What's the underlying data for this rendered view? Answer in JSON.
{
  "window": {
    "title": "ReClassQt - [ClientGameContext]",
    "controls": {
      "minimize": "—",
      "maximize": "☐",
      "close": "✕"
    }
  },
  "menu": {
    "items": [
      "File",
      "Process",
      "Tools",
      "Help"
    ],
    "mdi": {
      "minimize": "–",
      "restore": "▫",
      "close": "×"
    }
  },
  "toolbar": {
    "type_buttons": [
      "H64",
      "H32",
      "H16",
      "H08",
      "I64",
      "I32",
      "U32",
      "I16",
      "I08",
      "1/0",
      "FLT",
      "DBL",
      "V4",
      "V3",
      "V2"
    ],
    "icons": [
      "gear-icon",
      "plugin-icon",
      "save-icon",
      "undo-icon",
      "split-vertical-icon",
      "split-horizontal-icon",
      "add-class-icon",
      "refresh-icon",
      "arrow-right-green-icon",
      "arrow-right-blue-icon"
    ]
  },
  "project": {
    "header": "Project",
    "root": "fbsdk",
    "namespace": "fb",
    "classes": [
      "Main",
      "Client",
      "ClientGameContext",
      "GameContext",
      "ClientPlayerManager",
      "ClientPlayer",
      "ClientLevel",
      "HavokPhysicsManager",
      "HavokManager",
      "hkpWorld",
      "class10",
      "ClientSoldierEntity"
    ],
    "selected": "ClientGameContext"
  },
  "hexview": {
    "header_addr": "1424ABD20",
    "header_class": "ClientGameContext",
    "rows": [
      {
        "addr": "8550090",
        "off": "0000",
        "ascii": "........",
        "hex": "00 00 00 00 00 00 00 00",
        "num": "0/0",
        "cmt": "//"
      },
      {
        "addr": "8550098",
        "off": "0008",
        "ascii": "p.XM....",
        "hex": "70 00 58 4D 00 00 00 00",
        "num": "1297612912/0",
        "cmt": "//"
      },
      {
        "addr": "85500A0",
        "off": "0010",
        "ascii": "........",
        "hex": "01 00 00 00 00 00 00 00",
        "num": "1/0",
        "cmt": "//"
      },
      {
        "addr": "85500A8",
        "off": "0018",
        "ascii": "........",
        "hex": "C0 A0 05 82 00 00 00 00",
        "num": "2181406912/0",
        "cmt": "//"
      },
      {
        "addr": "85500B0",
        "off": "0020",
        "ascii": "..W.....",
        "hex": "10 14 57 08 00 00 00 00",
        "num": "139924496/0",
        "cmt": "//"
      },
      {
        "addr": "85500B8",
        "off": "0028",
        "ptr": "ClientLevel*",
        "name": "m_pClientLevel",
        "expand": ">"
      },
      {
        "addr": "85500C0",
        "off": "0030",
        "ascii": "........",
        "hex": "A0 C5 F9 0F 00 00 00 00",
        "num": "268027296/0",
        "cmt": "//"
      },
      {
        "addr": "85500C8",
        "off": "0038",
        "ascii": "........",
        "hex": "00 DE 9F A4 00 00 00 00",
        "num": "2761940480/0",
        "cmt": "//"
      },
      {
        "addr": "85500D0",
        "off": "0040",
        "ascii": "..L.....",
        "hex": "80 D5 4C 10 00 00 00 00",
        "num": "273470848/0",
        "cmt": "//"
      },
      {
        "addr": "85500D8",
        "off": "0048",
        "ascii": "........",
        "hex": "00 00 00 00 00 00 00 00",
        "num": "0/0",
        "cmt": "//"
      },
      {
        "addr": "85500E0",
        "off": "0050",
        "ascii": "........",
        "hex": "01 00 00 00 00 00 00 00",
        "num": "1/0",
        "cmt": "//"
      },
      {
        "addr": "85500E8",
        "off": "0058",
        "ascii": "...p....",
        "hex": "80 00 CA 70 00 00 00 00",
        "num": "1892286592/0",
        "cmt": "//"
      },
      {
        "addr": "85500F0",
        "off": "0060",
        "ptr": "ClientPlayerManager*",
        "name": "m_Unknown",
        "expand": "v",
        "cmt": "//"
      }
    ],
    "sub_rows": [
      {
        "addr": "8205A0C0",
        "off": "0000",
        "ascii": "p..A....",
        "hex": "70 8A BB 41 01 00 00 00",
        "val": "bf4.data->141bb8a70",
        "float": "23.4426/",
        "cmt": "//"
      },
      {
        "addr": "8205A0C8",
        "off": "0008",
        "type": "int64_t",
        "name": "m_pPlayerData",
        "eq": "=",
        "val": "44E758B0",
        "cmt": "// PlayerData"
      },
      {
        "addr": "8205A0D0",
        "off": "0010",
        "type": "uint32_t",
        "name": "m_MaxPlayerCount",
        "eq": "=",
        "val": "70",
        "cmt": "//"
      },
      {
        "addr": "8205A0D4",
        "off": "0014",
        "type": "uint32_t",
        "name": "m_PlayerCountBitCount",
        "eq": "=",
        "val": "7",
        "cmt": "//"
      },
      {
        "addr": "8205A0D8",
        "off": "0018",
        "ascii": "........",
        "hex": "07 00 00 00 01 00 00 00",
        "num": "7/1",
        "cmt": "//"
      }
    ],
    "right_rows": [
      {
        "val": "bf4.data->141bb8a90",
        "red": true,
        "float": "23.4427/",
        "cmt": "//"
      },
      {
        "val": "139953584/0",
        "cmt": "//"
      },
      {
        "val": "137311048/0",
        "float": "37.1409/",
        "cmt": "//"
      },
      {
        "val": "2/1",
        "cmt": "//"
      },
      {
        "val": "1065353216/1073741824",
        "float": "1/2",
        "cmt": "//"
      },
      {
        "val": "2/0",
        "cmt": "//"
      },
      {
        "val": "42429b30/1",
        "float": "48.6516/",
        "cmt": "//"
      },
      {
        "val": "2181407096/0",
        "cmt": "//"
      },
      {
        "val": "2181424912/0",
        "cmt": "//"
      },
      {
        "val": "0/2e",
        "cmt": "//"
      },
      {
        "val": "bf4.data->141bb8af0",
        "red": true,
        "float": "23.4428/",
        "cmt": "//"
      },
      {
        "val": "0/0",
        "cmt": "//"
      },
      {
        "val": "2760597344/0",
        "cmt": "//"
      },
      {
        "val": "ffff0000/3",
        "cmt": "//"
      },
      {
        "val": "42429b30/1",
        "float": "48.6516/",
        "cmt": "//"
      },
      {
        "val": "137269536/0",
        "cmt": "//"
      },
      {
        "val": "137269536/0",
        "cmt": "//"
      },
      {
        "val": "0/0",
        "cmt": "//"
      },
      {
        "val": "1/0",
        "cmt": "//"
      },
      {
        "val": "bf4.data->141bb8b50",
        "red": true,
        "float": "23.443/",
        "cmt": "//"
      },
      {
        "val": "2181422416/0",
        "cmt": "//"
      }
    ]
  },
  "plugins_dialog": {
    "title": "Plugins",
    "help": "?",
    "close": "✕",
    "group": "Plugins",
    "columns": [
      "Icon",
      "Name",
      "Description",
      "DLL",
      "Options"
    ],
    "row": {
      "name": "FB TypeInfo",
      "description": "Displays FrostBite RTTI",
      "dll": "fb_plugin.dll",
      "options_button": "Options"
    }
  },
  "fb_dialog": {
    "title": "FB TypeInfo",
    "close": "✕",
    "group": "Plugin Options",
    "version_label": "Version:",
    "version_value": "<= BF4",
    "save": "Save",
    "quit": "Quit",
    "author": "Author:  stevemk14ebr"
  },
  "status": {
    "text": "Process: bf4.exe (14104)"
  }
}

****

▸ **WHAT YOU HAVE TO DO**
Find the lines with the string "arrow" and reproduce them.

▸ **WRITTEN RESPONSE**
      "arrow-right-green-icon",
      "arrow-right-blue-icon"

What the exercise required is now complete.